Problem to solve: Print the lines that begin with the line containing "line <box>35 134 789 713</box>" and end with the line containing "line <box>35 152 789 737</box>", including both, reproduced character for character.

Visual layout records
+ + + + +

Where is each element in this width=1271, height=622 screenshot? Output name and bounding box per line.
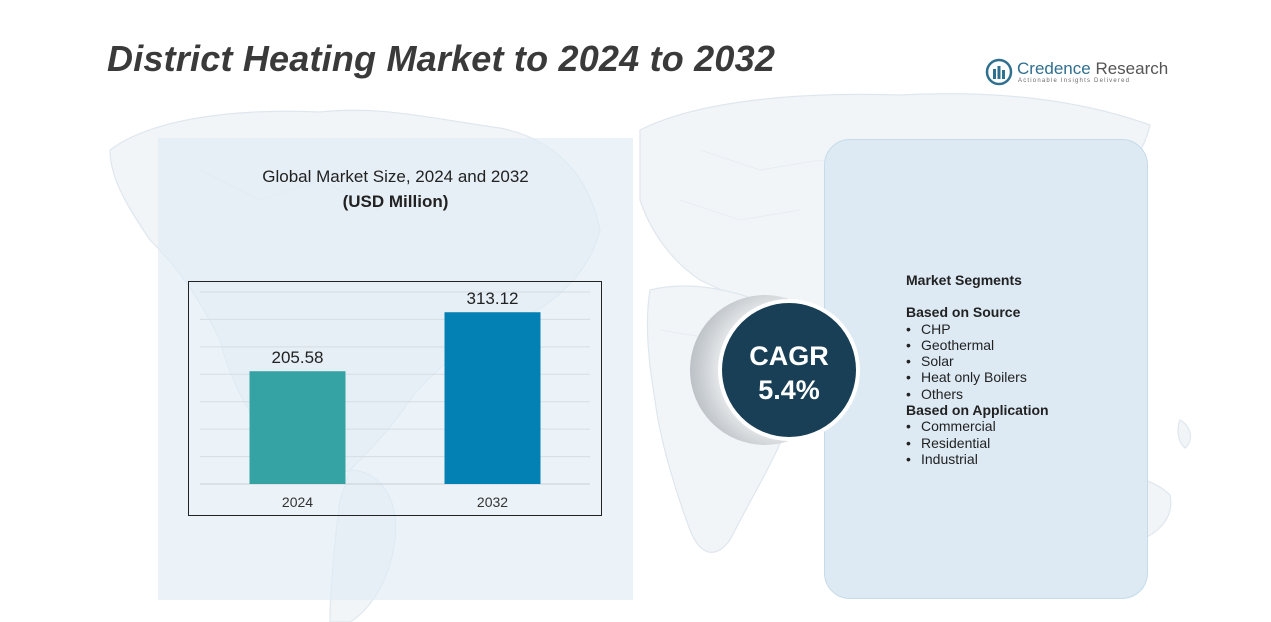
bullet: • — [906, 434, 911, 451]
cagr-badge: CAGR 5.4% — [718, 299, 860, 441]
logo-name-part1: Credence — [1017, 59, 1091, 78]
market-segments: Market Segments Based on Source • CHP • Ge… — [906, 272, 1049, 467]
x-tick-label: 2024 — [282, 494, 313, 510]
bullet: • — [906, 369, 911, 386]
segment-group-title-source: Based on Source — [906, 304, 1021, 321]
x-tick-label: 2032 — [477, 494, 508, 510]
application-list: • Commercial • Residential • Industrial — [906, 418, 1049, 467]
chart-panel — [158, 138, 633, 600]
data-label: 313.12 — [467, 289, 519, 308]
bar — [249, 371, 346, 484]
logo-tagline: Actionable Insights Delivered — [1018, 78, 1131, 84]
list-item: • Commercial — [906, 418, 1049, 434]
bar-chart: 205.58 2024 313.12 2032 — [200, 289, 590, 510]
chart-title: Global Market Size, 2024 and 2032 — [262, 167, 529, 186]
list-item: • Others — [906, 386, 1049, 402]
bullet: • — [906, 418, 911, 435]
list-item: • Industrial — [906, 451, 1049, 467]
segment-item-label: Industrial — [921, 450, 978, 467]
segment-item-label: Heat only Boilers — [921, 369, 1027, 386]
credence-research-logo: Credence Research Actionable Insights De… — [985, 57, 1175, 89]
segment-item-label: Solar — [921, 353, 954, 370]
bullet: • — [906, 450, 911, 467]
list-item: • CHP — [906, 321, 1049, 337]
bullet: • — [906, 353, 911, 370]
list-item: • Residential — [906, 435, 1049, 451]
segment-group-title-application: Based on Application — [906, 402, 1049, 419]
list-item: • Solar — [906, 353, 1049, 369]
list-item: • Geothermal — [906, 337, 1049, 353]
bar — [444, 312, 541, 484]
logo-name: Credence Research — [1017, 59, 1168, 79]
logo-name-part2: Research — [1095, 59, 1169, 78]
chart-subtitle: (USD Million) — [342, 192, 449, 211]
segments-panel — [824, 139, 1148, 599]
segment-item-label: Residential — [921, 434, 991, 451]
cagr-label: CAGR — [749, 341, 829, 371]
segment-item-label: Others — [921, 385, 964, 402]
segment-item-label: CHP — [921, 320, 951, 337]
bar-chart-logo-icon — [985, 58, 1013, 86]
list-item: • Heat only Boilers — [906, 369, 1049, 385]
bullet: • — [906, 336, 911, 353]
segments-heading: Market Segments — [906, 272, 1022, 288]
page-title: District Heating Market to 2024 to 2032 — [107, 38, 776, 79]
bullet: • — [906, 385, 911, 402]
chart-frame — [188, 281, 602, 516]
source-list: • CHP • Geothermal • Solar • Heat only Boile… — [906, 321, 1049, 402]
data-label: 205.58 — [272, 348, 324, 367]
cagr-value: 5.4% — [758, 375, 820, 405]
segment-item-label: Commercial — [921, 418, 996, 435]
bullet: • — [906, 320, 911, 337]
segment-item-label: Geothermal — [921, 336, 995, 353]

+ + + + +

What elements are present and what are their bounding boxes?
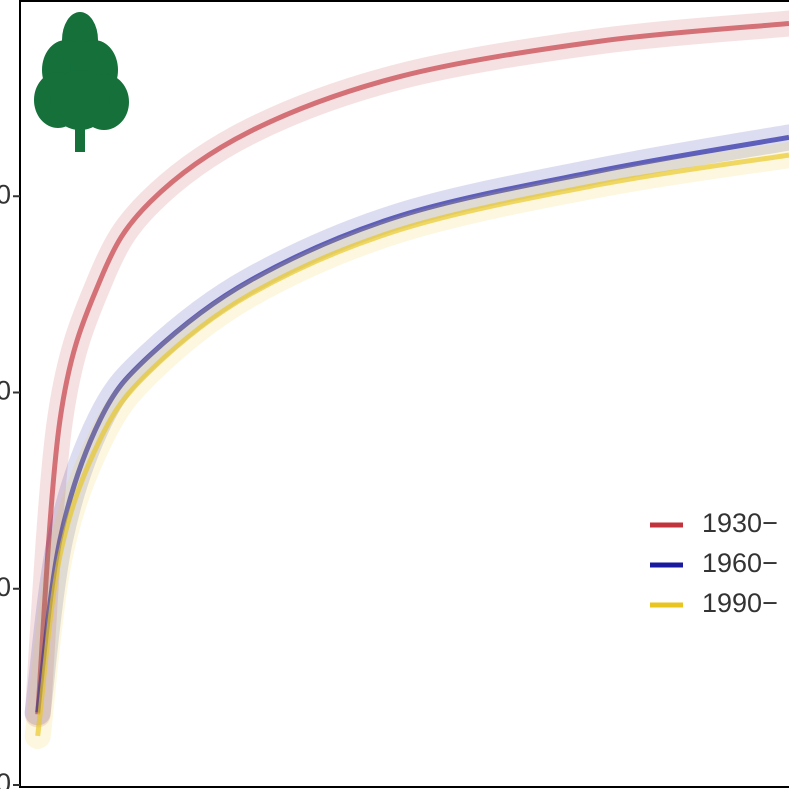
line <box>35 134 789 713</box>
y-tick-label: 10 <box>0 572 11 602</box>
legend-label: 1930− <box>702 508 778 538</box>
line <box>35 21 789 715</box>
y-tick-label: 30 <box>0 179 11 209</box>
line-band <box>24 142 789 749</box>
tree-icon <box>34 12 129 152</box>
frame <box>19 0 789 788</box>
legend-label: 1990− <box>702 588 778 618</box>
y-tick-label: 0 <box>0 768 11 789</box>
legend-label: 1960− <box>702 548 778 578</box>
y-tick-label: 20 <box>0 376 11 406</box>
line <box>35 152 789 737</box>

+ + + + +

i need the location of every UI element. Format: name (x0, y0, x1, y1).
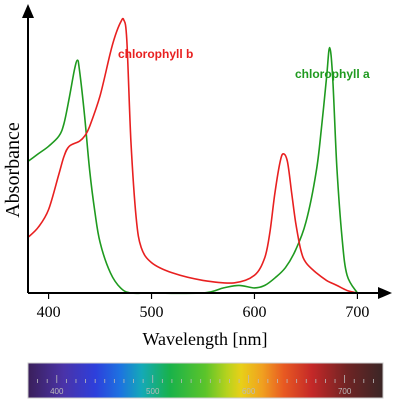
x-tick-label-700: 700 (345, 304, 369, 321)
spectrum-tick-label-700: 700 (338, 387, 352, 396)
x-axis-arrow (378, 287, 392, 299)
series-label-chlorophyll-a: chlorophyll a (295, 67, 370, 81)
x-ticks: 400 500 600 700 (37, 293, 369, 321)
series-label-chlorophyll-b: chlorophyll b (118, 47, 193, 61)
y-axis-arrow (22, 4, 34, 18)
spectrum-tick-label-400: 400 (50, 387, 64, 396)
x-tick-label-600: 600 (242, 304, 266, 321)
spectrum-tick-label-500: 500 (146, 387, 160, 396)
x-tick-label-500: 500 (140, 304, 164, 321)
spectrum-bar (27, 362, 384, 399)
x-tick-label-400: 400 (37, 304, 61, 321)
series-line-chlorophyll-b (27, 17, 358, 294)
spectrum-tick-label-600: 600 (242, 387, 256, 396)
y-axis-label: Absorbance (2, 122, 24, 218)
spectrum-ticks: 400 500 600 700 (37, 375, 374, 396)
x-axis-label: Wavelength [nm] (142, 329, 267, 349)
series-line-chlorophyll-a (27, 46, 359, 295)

+ + + + +

The reply:
line <box>35 134 789 713</box>
y-tick-label: 10 <box>0 572 11 602</box>
legend-label: 1930− <box>702 508 778 538</box>
line <box>35 21 789 715</box>
y-tick-label: 30 <box>0 179 11 209</box>
line-band <box>24 142 789 749</box>
tree-icon <box>34 12 129 152</box>
frame <box>19 0 789 788</box>
legend-label: 1990− <box>702 588 778 618</box>
y-tick-label: 0 <box>0 768 11 789</box>
legend-label: 1960− <box>702 548 778 578</box>
y-tick-label: 20 <box>0 376 11 406</box>
line <box>35 152 789 737</box>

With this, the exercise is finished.